EXERCISE OBJECTIVE -
Repeat each line of the material below exactly as it appears, minus any pictures.
+ + + + +
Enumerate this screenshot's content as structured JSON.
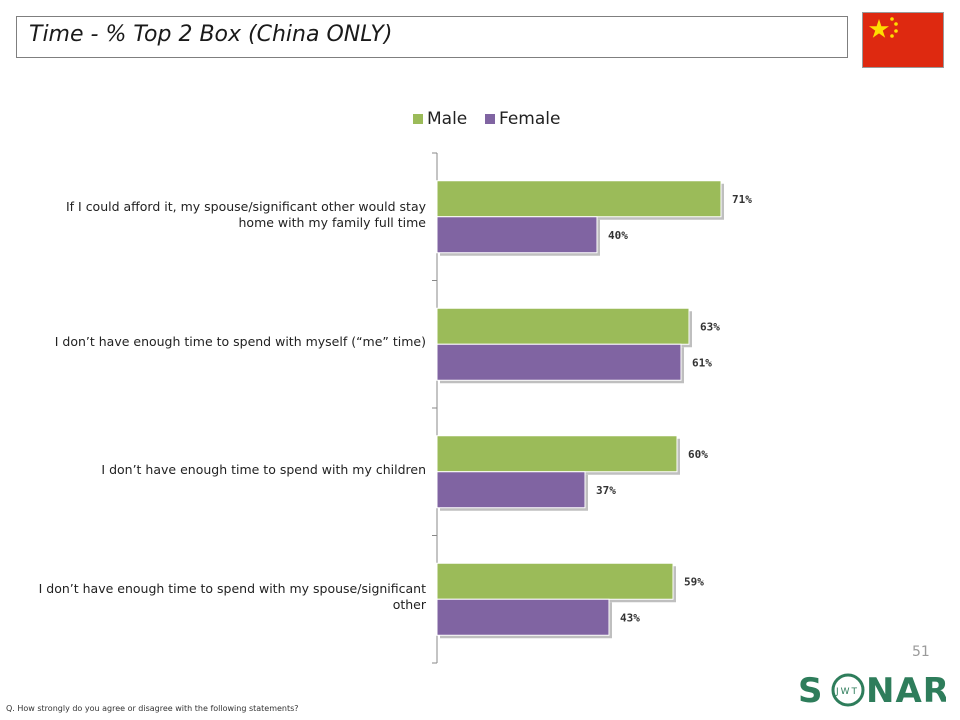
{
  "slide": {
    "title": "Time - % Top 2 Box (China ONLY)",
    "page_number": "51",
    "footnote": "Q. How strongly do you agree or disagree with the following statements?",
    "logo_text_main": "S NAR",
    "logo_text_sub": "JWT"
  },
  "colors": {
    "male": "#9bbb59",
    "female": "#8064a2",
    "flag_red": "#de2910",
    "flag_star": "#ffde00",
    "logo_green": "#2e7d5b"
  },
  "chart_data": {
    "type": "bar",
    "orientation": "horizontal",
    "categories": [
      "If I could afford it, my spouse/significant other would stay home with my family full time",
      "I don’t have enough time to spend with myself (“me” time)",
      "I don’t have enough time to spend with my children",
      "I don’t have enough time to spend with my spouse/significant other"
    ],
    "series": [
      {
        "name": "Male",
        "values": [
          71,
          63,
          60,
          59
        ],
        "labels": [
          "71%",
          "63%",
          "60%",
          "59%"
        ]
      },
      {
        "name": "Female",
        "values": [
          40,
          61,
          37,
          43
        ],
        "labels": [
          "40%",
          "61%",
          "37%",
          "43%"
        ]
      }
    ],
    "xlim": [
      0,
      100
    ],
    "legend_position": "top",
    "grid": false
  }
}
+ + + + +
RESPONSE -
Enumerate this screenshot's content as structured JSON.
{
  "slide": {
    "title": "Time - % Top 2 Box (China ONLY)",
    "page_number": "51",
    "footnote": "Q. How strongly do you agree or disagree with the following statements?",
    "logo_text_main": "S NAR",
    "logo_text_sub": "JWT"
  },
  "colors": {
    "male": "#9bbb59",
    "female": "#8064a2",
    "flag_red": "#de2910",
    "flag_star": "#ffde00",
    "logo_green": "#2e7d5b"
  },
  "chart_data": {
    "type": "bar",
    "orientation": "horizontal",
    "categories": [
      "If I could afford it, my spouse/significant other would stay home with my family full time",
      "I don’t have enough time to spend with myself (“me” time)",
      "I don’t have enough time to spend with my children",
      "I don’t have enough time to spend with my spouse/significant other"
    ],
    "series": [
      {
        "name": "Male",
        "values": [
          71,
          63,
          60,
          59
        ],
        "labels": [
          "71%",
          "63%",
          "60%",
          "59%"
        ]
      },
      {
        "name": "Female",
        "values": [
          40,
          61,
          37,
          43
        ],
        "labels": [
          "40%",
          "61%",
          "37%",
          "43%"
        ]
      }
    ],
    "xlim": [
      0,
      100
    ],
    "legend_position": "top",
    "grid": false
  }
}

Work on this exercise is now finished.